Could you restate the listing word for word, starting from its first line and stopping after the line that contains "Annotate this image: element"? Leave the pictures out of your answer.

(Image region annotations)

⁂

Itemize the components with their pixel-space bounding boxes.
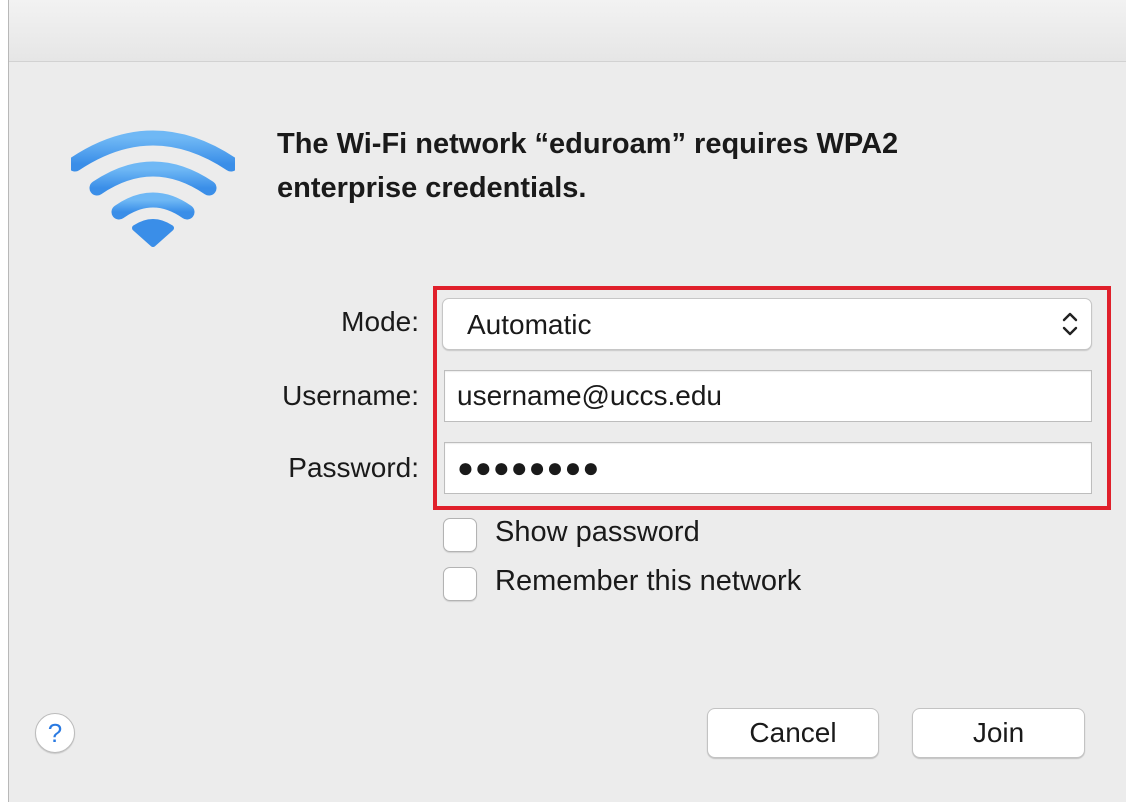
cancel-button[interactable]: Cancel <box>707 708 879 758</box>
field-labels: Mode: Username: Password: <box>119 0 419 802</box>
show-password-label: Show password <box>495 516 700 548</box>
username-field[interactable]: username@uccs.edu <box>444 370 1092 422</box>
show-password-checkbox[interactable] <box>443 518 477 552</box>
remember-network-label: Remember this network <box>495 565 802 597</box>
password-label: Password: <box>288 452 419 483</box>
updown-chevron-icon <box>1062 312 1078 336</box>
wifi-auth-dialog: The Wi-Fi network “eduroam” requires WPA… <box>8 0 1126 802</box>
help-button[interactable]: ? <box>35 713 75 753</box>
password-field[interactable]: ●●●●●●●● <box>444 442 1092 494</box>
username-label: Username: <box>282 380 419 411</box>
join-button[interactable]: Join <box>912 708 1085 758</box>
remember-network-checkbox[interactable] <box>443 567 477 601</box>
mode-label: Mode: <box>341 306 419 337</box>
mode-select-value: Automatic <box>467 309 592 340</box>
mode-select[interactable]: Automatic <box>442 298 1092 350</box>
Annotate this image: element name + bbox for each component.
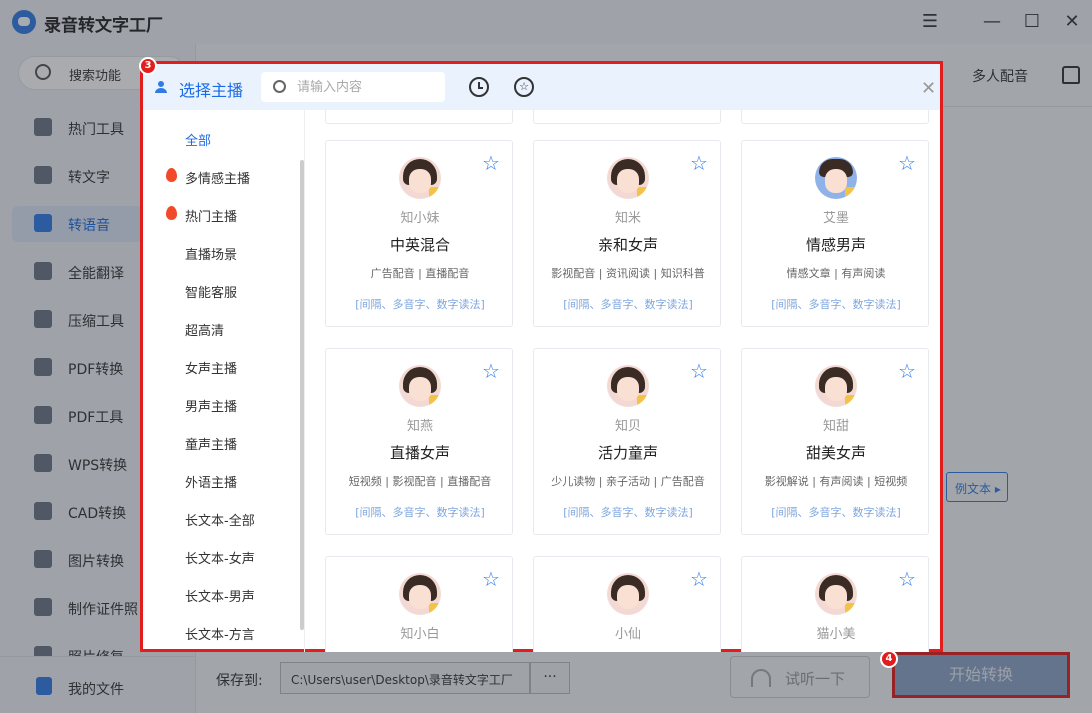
user-icon [155,81,167,93]
voice-search [261,72,445,102]
star-icon[interactable]: ☆ [690,567,708,591]
star-icon[interactable]: ☆ [690,151,708,175]
star-icon[interactable]: ☆ [898,567,916,591]
category-item[interactable]: 外语主播 [185,472,237,491]
voice-grid: ☆ 知小妹 中英混合 广告配音 | 直播配音 [间隔、多音字、数字读法] ☆ 知… [305,110,940,652]
avatar [399,157,441,199]
voice-card-partial [325,110,513,124]
category-item[interactable]: 超高清 [185,320,224,339]
voice-features: [间隔、多音字、数字读法] [355,298,485,311]
voice-title: 情感男声 [805,236,866,254]
voice-card[interactable]: ☆ 知燕 直播女声 短视频 | 影视配音 | 直播配音 [间隔、多音字、数字读法… [325,348,513,535]
avatar [399,365,441,407]
category-item[interactable]: 全部 [185,130,211,149]
voice-card-partial [741,110,929,124]
voice-card-partial [533,110,721,124]
category-item[interactable]: 长文本-男声 [185,586,255,605]
step-badge-3: 3 [139,57,157,75]
fire-icon [166,206,177,220]
star-icon[interactable]: ☆ [898,151,916,175]
dialog-close-icon[interactable]: ✕ [921,78,936,99]
avatar [607,365,649,407]
voice-name: 知燕 [406,419,433,434]
step-badge-4: 4 [880,650,898,668]
voice-tags: 少儿读物 | 亲子活动 | 广告配音 [551,475,705,488]
voice-name: 知贝 [614,419,641,434]
voice-features: [间隔、多音字、数字读法] [771,298,901,311]
star-icon[interactable]: ☆ [482,151,500,175]
voice-card[interactable]: ☆ 艾墨 情感男声 情感文章 | 有声阅读 [间隔、多音字、数字读法] [741,140,929,327]
voice-features: [间隔、多音字、数字读法] [563,298,693,311]
category-item[interactable]: 男声主播 [185,396,237,415]
voice-card[interactable]: ☆ 知米 亲和女声 影视配音 | 资讯阅读 | 知识科普 [间隔、多音字、数字读… [533,140,721,327]
voice-tags: 影视配音 | 资讯阅读 | 知识科普 [551,267,705,280]
voice-features: [间隔、多音字、数字读法] [563,506,693,519]
voice-title: 甜美女声 [805,444,866,462]
star-icon[interactable]: ☆ [690,359,708,383]
category-item[interactable]: 长文本-女声 [185,548,255,567]
category-item[interactable]: 智能客服 [185,282,237,301]
category-item[interactable]: 热门主播 [185,206,237,225]
voice-tags: 情感文章 | 有声阅读 [786,267,886,280]
voice-title: 活力童声 [597,444,658,462]
voice-features: [间隔、多音字、数字读法] [771,506,901,519]
voice-features: [间隔、多音字、数字读法] [355,506,485,519]
dialog-title: 选择主播 [179,81,244,100]
voice-name: 知甜 [822,419,849,434]
fire-icon [166,168,177,182]
category-item[interactable]: 多情感主播 [185,168,250,187]
category-item[interactable]: 长文本-全部 [185,510,255,529]
voice-card[interactable]: ☆ 猫小美 [741,556,929,652]
voice-card[interactable]: ☆ 知小白 [325,556,513,652]
voice-name: 知米 [614,211,641,226]
voice-card[interactable]: ☆ 知小妹 中英混合 广告配音 | 直播配音 [间隔、多音字、数字读法] [325,140,513,327]
voice-card[interactable]: ☆ 知贝 活力童声 少儿读物 | 亲子活动 | 广告配音 [间隔、多音字、数字读… [533,348,721,535]
category-list: 全部 多情感主播 热门主播 直播场景 智能客服 超高清 女声主播 男声主播 童声… [143,110,305,652]
voice-name: 知小妹 [400,211,440,226]
star-icon[interactable]: ☆ [482,359,500,383]
voice-tags: 广告配音 | 直播配音 [370,267,470,280]
voice-tags: 影视解说 | 有声阅读 | 短视频 [764,475,908,488]
voice-search-input[interactable] [297,78,437,96]
history-icon[interactable] [469,77,489,97]
avatar [607,157,649,199]
avatar [607,573,649,615]
category-item[interactable]: 直播场景 [185,244,237,263]
star-icon[interactable]: ☆ [482,567,500,591]
favorite-icon[interactable]: ☆ [514,77,534,97]
voice-title: 中英混合 [389,236,450,254]
voice-title: 亲和女声 [597,236,658,254]
category-item[interactable]: 女声主播 [185,358,237,377]
avatar [815,365,857,407]
voice-card[interactable]: ☆ 知甜 甜美女声 影视解说 | 有声阅读 | 短视频 [间隔、多音字、数字读法… [741,348,929,535]
search-icon [273,80,286,93]
voice-title: 直播女声 [389,444,450,462]
dialog-header: 选择主播 ☆ ✕ [143,64,940,110]
voice-tags: 短视频 | 影视配音 | 直播配音 [348,475,492,488]
avatar [815,157,857,199]
voice-name: 知小白 [400,627,440,642]
avatar [399,573,441,615]
category-item[interactable]: 童声主播 [185,434,237,453]
category-scrollbar[interactable] [300,160,304,630]
select-voice-dialog: 选择主播 ☆ ✕ 全部 多情感主播 热门主播 直播场景 智能客服 超高清 女声主… [140,61,943,652]
category-item[interactable]: 长文本-方言 [185,624,255,643]
voice-name: 猫小美 [816,627,856,642]
voice-name: 小仙 [614,627,641,642]
voice-card[interactable]: ☆ 小仙 [533,556,721,652]
star-icon[interactable]: ☆ [898,359,916,383]
avatar [815,573,857,615]
voice-name: 艾墨 [822,211,849,226]
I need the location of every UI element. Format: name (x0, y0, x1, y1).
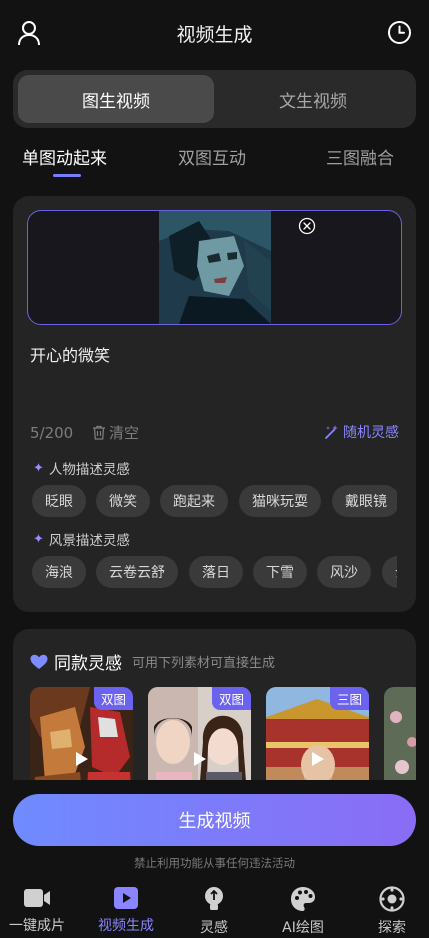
sample-tag: 双图 (211, 687, 251, 710)
sparkle-icon: ✦ (33, 531, 44, 547)
bottom-tab-bar: 一键成片 视频生成 灵感 AI绘图 探索 (0, 878, 429, 938)
same-style-header: 同款灵感 可用下列素材可直接生成 (30, 649, 275, 674)
trash-icon (93, 425, 105, 440)
tabbar-item-ai-drawing[interactable]: AI绘图 (263, 886, 343, 937)
random-label: 随机灵感 (343, 425, 399, 441)
chip-character[interactable]: 跑起来 (160, 485, 228, 517)
char-counter: 5/200 (30, 424, 74, 442)
play-icon (312, 752, 324, 766)
page-title: 视频生成 (176, 24, 253, 46)
sample-tag: 双图 (93, 687, 133, 710)
tab-three-images[interactable]: 三图融合 (326, 144, 394, 169)
image-upload-area[interactable] (27, 210, 402, 325)
chip-scenery[interactable]: 海浪 (32, 556, 86, 588)
chip-scenery[interactable]: 落日 (189, 556, 243, 588)
compass-icon (379, 886, 405, 912)
editor-card: 开心的微笑 5/200 清空 随机灵感 ✦ 人物描述灵感 眨眼 微笑 跑起来 猫… (13, 196, 416, 612)
scenery-inspiration-label: ✦ 风景描述灵感 (33, 531, 130, 550)
clock-icon[interactable] (387, 20, 412, 45)
mode-switch: 图生视频 文生视频 (13, 70, 416, 128)
magic-wand-icon (325, 425, 338, 439)
play-icon (194, 752, 206, 766)
tab-single-image[interactable]: 单图动起来 (22, 144, 107, 169)
uploaded-image (159, 211, 271, 324)
lightbulb-icon (205, 887, 223, 910)
remove-image-icon[interactable] (298, 217, 316, 235)
heart-icon (30, 654, 48, 669)
character-inspiration-label: ✦ 人物描述灵感 (33, 460, 130, 479)
tabbar-item-one-click[interactable]: 一键成片 (0, 886, 77, 935)
clear-button[interactable]: 清空 (92, 422, 139, 443)
clear-label: 清空 (109, 424, 140, 442)
sparkle-icon: ✦ (33, 460, 44, 476)
play-square-icon (114, 887, 138, 909)
tab-two-images[interactable]: 双图互动 (178, 144, 246, 169)
character-chip-row: 眨眼 微笑 跑起来 猫咪玩耍 戴眼镜 (32, 485, 397, 518)
chip-scenery[interactable]: 下雪 (253, 556, 307, 588)
tab-text-to-video[interactable]: 文生视频 (215, 75, 411, 123)
chip-character[interactable]: 微笑 (96, 485, 150, 517)
tab-image-to-video[interactable]: 图生视频 (18, 75, 214, 123)
random-inspiration-button[interactable]: 随机灵感 (324, 422, 399, 442)
scenery-chip-row: 海浪 云卷云舒 落日 下雪 风沙 云 (32, 556, 397, 589)
same-style-subtitle: 可用下列素材可直接生成 (132, 656, 276, 671)
palette-icon (291, 887, 315, 911)
legal-notice: 禁止利用功能从事任何违法活动 (134, 856, 295, 870)
same-style-title: 同款灵感 (54, 654, 122, 674)
chip-character[interactable]: 猫咪玩耍 (239, 485, 321, 517)
sub-tabs: 单图动起来 双图互动 三图融合 (0, 140, 429, 180)
chip-scenery[interactable]: 云 (382, 556, 397, 588)
tabbar-item-video-generate[interactable]: 视频生成 (86, 886, 166, 935)
play-icon (76, 752, 88, 766)
tabbar-item-explore[interactable]: 探索 (352, 886, 429, 937)
prompt-input[interactable]: 开心的微笑 (30, 342, 110, 366)
chip-character[interactable]: 眨眼 (32, 485, 86, 517)
tabbar-item-inspiration[interactable]: 灵感 (174, 886, 254, 937)
chip-scenery[interactable]: 风沙 (317, 556, 371, 588)
video-camera-icon (24, 889, 50, 907)
top-app-bar: 视频生成 (0, 0, 429, 64)
sample-tag: 三图 (329, 687, 369, 710)
generate-video-button[interactable]: 生成视频 (13, 794, 416, 846)
chip-scenery[interactable]: 云卷云舒 (96, 556, 178, 588)
chip-character[interactable]: 戴眼镜 (332, 485, 397, 517)
tab-indicator (53, 174, 81, 177)
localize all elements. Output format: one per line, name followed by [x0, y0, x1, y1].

⁂

**Solution for this exercise**:
Itemize the components with their pixel-space bounding boxes.
cancel-button[interactable]: Cancel <box>707 708 879 758</box>
field-labels: Mode: Username: Password: <box>119 0 419 802</box>
show-password-label: Show password <box>495 516 700 548</box>
username-field[interactable]: username@uccs.edu <box>444 370 1092 422</box>
show-password-checkbox[interactable] <box>443 518 477 552</box>
remember-network-label: Remember this network <box>495 565 802 597</box>
password-label: Password: <box>288 452 419 483</box>
updown-chevron-icon <box>1062 312 1078 336</box>
wifi-auth-dialog: The Wi-Fi network “eduroam” requires WPA… <box>8 0 1126 802</box>
help-button[interactable]: ? <box>35 713 75 753</box>
password-field[interactable]: ●●●●●●●● <box>444 442 1092 494</box>
username-label: Username: <box>282 380 419 411</box>
join-button[interactable]: Join <box>912 708 1085 758</box>
remember-network-checkbox[interactable] <box>443 567 477 601</box>
mode-label: Mode: <box>341 306 419 337</box>
mode-select-value: Automatic <box>467 309 592 340</box>
mode-select[interactable]: Automatic <box>442 298 1092 350</box>
Annotate this image: element name + bbox for each component.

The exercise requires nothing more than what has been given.